**WHAT NEEDS TO BE DONE:** Pull every line containing "chatbot" from the entries.

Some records
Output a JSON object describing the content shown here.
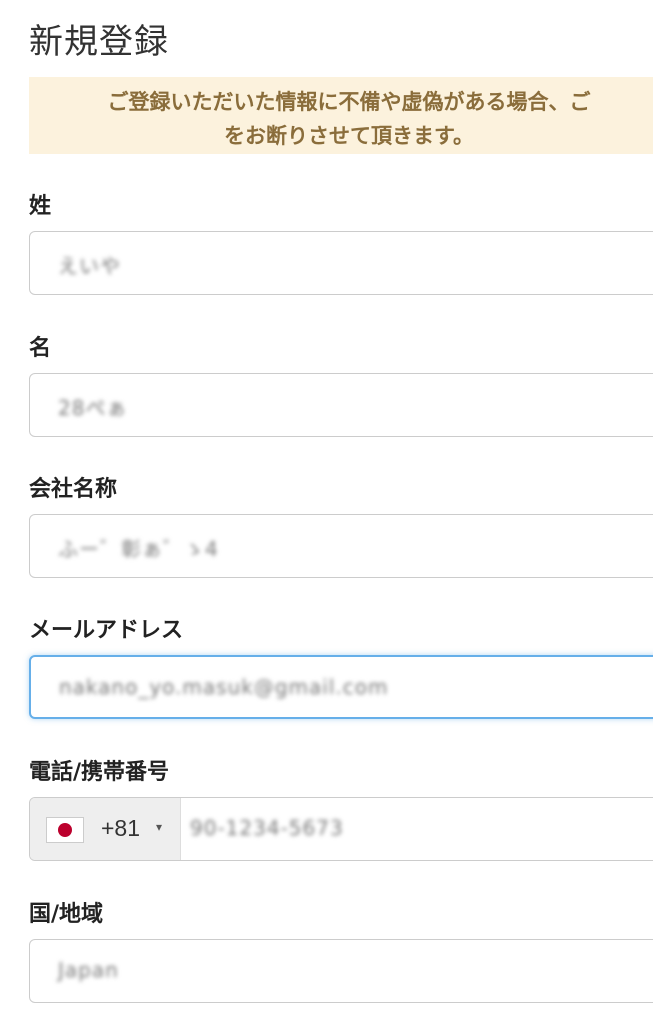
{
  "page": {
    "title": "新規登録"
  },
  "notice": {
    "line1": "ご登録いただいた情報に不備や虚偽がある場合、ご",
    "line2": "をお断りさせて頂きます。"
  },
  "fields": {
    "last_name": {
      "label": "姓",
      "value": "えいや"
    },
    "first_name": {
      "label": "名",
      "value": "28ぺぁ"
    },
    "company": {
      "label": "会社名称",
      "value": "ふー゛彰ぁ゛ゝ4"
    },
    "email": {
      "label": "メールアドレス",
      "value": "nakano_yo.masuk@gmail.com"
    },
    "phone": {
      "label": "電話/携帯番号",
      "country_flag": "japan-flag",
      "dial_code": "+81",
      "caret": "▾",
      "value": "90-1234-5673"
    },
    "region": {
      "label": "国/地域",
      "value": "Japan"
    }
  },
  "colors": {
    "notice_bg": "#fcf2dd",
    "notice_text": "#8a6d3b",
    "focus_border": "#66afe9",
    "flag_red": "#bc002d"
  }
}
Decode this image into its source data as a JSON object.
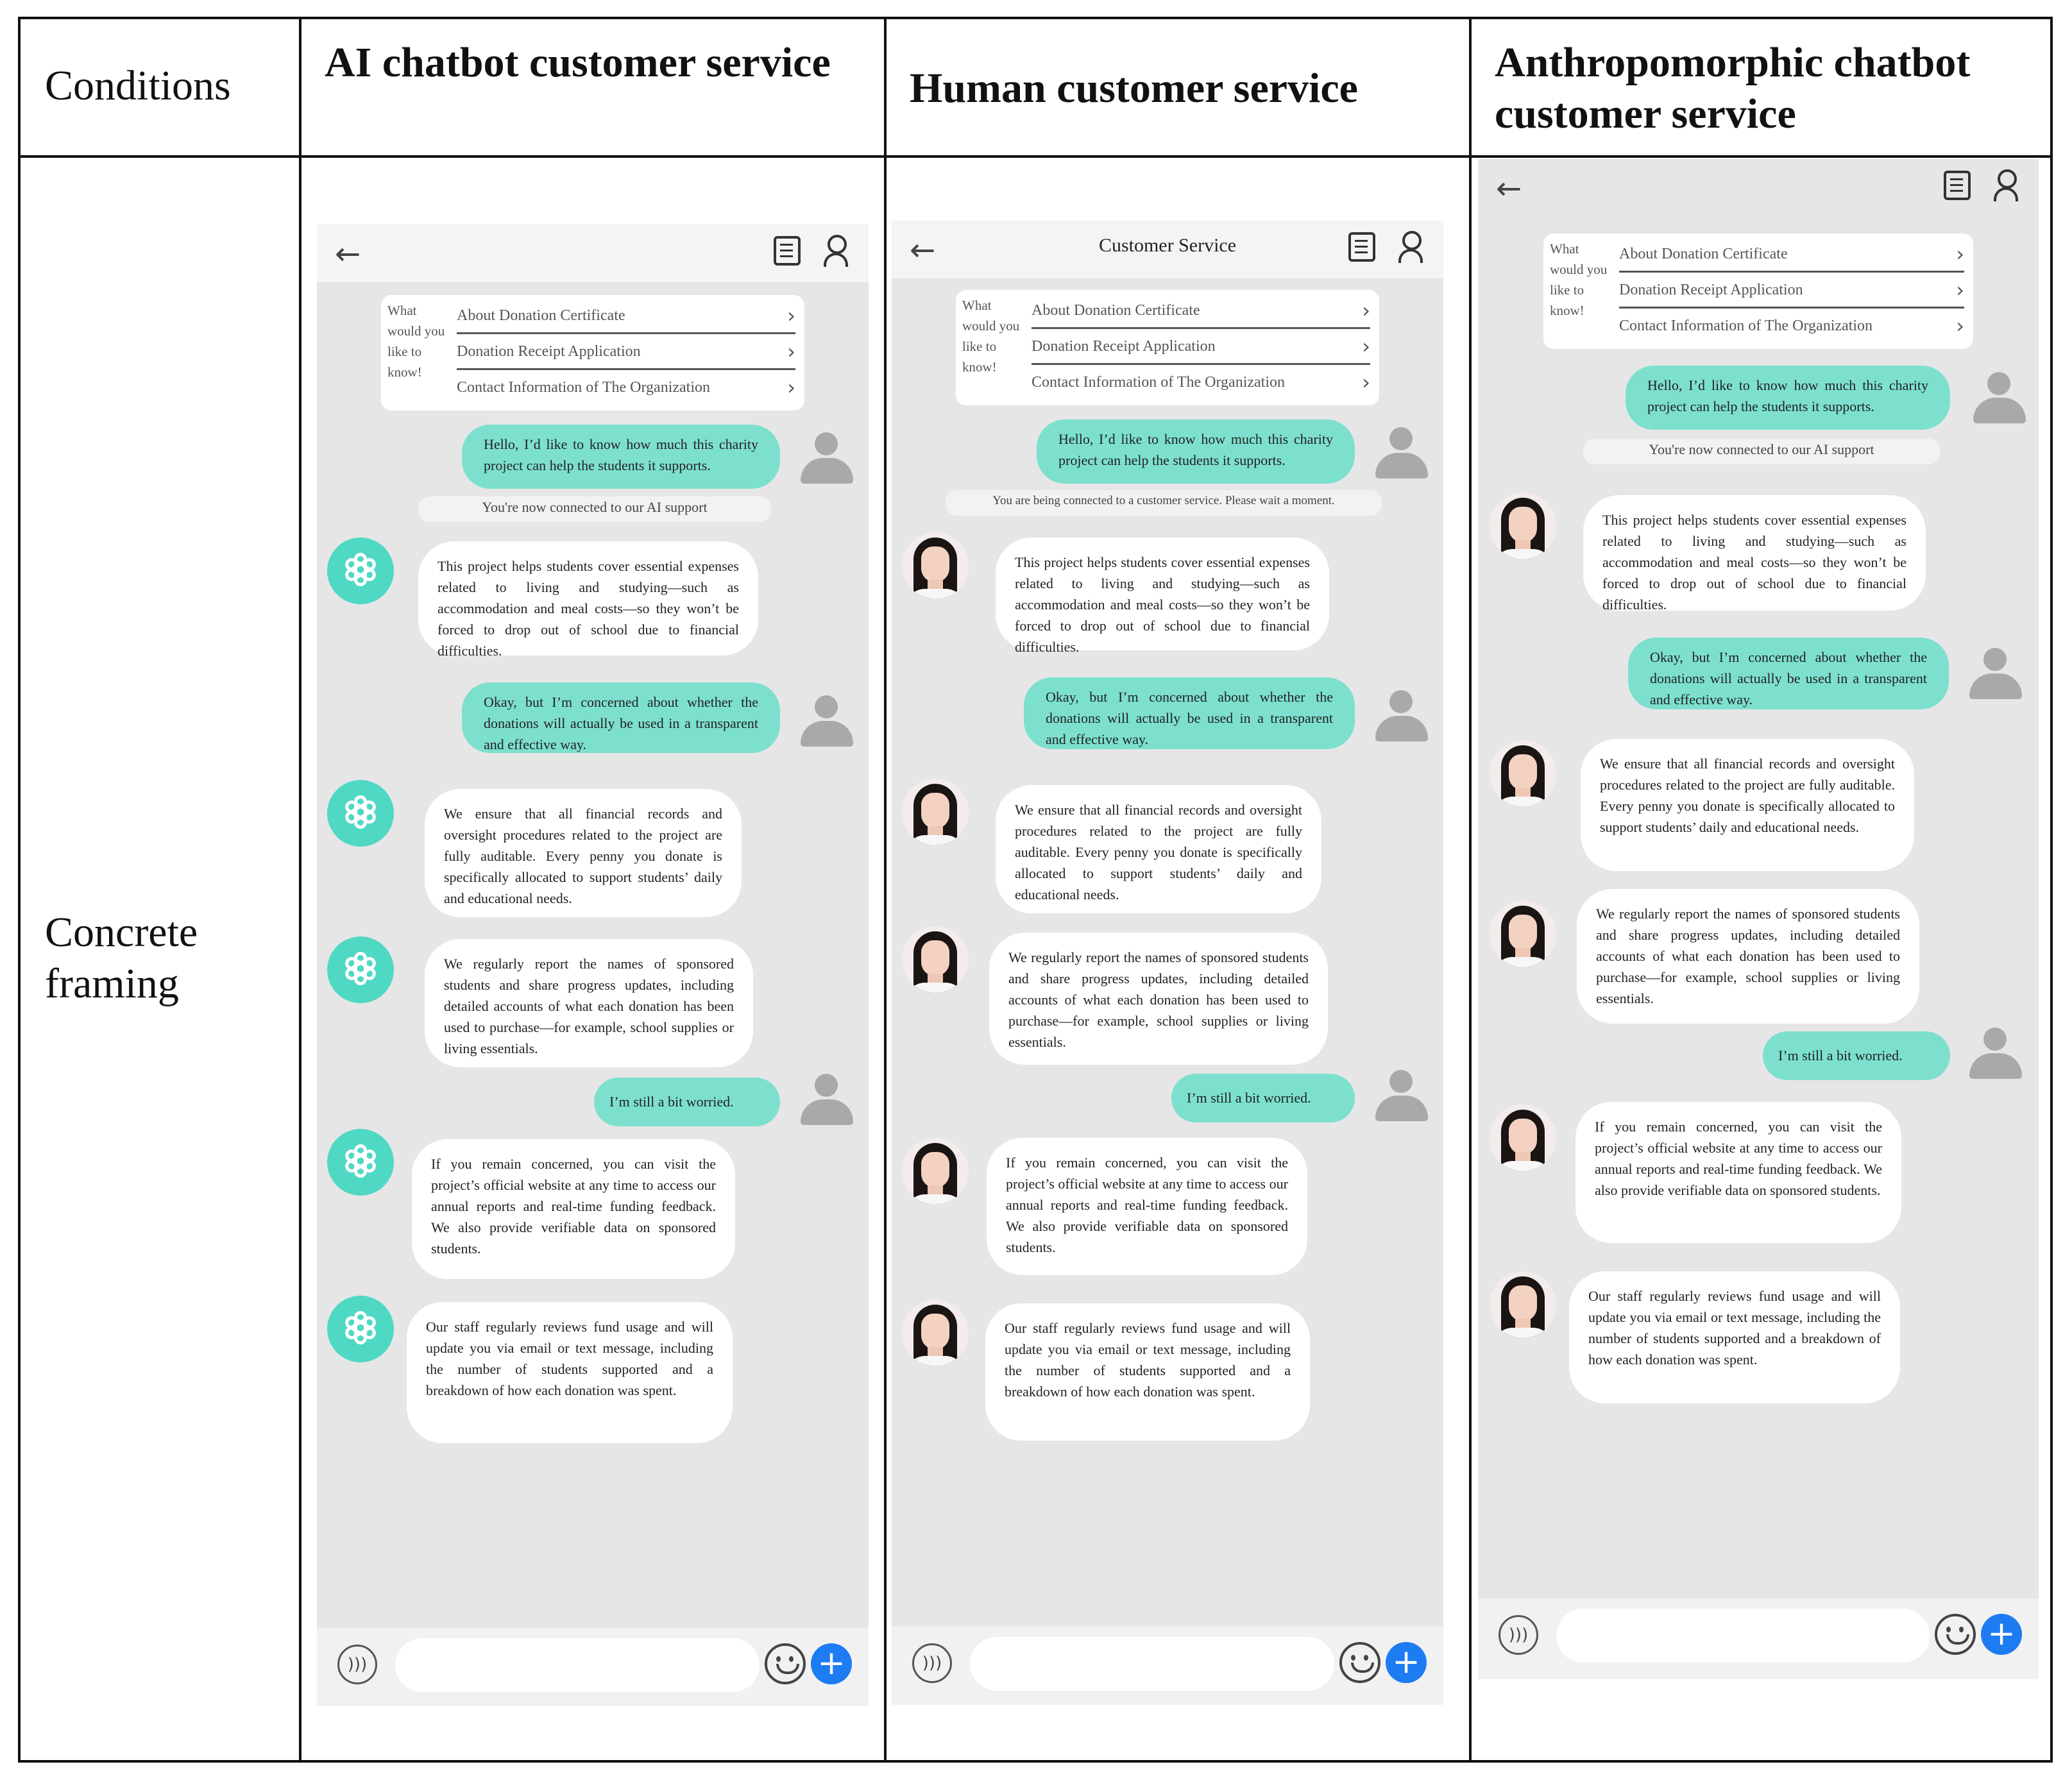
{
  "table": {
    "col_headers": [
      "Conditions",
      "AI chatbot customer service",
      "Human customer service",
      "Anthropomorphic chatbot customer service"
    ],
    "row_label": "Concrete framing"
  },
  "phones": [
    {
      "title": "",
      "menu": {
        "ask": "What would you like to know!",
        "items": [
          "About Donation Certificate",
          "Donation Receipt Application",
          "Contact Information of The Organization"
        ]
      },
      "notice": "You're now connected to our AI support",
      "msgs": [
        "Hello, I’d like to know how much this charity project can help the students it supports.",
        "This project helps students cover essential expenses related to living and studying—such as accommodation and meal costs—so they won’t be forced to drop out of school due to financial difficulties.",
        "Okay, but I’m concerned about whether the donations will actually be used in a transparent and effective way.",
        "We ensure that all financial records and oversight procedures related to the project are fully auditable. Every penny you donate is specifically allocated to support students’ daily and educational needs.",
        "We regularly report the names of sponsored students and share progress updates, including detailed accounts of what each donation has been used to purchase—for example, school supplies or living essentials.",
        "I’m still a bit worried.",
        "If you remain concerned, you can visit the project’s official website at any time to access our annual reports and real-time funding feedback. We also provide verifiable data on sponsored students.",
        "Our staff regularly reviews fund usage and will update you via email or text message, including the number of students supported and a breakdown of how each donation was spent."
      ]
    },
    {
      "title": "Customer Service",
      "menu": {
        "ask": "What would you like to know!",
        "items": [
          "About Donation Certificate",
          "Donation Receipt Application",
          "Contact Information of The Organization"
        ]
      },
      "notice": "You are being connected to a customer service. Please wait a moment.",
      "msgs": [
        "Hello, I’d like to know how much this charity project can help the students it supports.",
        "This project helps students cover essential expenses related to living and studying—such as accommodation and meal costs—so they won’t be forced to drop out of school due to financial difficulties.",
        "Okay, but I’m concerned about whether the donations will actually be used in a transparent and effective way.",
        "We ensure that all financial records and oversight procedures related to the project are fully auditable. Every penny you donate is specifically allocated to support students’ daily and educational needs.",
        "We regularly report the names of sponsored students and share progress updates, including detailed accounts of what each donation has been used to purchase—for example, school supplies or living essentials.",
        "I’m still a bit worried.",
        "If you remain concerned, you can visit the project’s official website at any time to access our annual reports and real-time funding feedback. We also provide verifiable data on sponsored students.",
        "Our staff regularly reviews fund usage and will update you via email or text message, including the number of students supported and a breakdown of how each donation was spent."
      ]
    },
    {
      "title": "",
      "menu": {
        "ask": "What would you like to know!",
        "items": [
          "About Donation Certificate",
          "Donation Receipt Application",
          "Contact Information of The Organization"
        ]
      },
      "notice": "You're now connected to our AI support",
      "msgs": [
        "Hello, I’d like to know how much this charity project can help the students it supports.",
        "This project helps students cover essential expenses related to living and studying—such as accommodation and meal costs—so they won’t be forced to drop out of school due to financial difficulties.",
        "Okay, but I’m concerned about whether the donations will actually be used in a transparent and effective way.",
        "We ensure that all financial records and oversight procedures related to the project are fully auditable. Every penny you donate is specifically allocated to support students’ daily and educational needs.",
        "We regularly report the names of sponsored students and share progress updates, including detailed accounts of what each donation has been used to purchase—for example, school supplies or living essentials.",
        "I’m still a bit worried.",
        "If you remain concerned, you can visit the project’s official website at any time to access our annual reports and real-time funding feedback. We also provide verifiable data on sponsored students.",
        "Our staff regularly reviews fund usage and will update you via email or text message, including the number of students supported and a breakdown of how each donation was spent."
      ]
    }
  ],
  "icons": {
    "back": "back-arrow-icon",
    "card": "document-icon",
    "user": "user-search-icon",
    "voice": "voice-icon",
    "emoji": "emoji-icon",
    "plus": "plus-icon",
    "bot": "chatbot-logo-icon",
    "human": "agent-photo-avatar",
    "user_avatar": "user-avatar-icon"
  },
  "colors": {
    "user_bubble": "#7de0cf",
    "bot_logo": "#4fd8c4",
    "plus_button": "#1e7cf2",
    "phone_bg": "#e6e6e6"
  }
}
...
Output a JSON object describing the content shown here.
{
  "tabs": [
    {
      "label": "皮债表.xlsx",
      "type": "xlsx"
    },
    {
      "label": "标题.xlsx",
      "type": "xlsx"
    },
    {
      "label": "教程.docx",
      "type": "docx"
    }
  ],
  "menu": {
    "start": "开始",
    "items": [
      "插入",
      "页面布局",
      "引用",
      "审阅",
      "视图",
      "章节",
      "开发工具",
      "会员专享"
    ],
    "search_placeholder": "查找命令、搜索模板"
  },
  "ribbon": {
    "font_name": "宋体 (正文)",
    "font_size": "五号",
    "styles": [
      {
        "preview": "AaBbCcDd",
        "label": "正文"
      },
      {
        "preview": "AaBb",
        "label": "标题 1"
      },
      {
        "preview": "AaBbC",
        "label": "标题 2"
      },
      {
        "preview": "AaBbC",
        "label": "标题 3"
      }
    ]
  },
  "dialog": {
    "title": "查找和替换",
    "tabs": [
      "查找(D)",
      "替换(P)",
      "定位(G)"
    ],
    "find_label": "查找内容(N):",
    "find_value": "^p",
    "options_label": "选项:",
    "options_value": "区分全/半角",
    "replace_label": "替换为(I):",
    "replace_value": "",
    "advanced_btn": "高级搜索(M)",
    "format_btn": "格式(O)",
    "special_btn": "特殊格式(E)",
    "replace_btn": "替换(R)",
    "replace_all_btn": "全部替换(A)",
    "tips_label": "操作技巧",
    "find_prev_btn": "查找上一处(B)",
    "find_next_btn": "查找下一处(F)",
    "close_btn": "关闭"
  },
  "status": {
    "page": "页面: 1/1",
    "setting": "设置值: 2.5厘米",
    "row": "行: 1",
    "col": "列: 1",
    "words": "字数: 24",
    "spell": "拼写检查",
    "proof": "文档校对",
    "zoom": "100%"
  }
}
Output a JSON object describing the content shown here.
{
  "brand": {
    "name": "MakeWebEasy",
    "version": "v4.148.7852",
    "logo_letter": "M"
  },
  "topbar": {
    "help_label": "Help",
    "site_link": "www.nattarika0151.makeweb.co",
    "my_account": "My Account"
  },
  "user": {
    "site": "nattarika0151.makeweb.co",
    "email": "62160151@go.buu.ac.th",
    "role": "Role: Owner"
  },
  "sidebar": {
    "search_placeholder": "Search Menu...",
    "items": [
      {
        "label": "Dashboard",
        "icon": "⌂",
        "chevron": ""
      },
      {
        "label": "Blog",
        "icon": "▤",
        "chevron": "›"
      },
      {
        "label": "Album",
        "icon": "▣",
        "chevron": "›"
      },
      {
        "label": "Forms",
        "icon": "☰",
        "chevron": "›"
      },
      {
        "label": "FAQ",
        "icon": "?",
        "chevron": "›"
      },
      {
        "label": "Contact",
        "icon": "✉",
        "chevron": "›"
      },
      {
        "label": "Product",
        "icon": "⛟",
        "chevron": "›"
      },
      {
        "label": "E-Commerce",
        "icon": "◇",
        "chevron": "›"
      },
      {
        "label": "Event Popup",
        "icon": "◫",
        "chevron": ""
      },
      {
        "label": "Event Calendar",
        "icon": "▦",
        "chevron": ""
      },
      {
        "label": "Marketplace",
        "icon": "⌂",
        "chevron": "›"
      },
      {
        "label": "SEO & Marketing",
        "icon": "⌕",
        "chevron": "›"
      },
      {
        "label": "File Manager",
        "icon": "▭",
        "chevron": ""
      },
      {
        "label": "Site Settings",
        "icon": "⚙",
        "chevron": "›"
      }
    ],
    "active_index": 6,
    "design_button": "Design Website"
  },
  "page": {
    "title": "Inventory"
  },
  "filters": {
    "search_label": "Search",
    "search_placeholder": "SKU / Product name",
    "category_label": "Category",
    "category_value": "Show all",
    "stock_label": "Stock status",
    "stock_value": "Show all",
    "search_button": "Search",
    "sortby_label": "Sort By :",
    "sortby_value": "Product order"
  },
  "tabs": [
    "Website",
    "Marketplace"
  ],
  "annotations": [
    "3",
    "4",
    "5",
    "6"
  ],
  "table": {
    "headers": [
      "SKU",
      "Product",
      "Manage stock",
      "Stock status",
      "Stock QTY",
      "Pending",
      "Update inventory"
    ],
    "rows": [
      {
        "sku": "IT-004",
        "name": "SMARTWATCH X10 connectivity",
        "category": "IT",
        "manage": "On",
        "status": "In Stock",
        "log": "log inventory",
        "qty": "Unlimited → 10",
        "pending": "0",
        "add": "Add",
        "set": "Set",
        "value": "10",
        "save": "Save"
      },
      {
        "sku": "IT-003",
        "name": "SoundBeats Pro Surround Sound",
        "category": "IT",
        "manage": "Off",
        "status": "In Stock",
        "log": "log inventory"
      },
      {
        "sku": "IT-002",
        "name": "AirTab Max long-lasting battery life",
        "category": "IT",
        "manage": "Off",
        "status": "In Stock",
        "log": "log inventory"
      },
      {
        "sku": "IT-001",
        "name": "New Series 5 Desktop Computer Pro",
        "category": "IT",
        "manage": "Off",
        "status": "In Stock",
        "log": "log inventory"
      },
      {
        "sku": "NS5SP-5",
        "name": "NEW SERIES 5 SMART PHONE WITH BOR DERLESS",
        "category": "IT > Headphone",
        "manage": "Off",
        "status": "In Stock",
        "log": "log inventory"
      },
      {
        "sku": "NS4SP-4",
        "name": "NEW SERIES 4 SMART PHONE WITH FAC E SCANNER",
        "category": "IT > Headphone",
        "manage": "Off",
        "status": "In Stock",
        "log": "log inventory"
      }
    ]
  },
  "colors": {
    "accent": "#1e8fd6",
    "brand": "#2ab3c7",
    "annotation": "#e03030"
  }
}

**FINAL RESULT:**
      "AI chatbot customer service",
      "Anthropomorphic chatbot customer service"
    "bot": "chatbot-logo-icon",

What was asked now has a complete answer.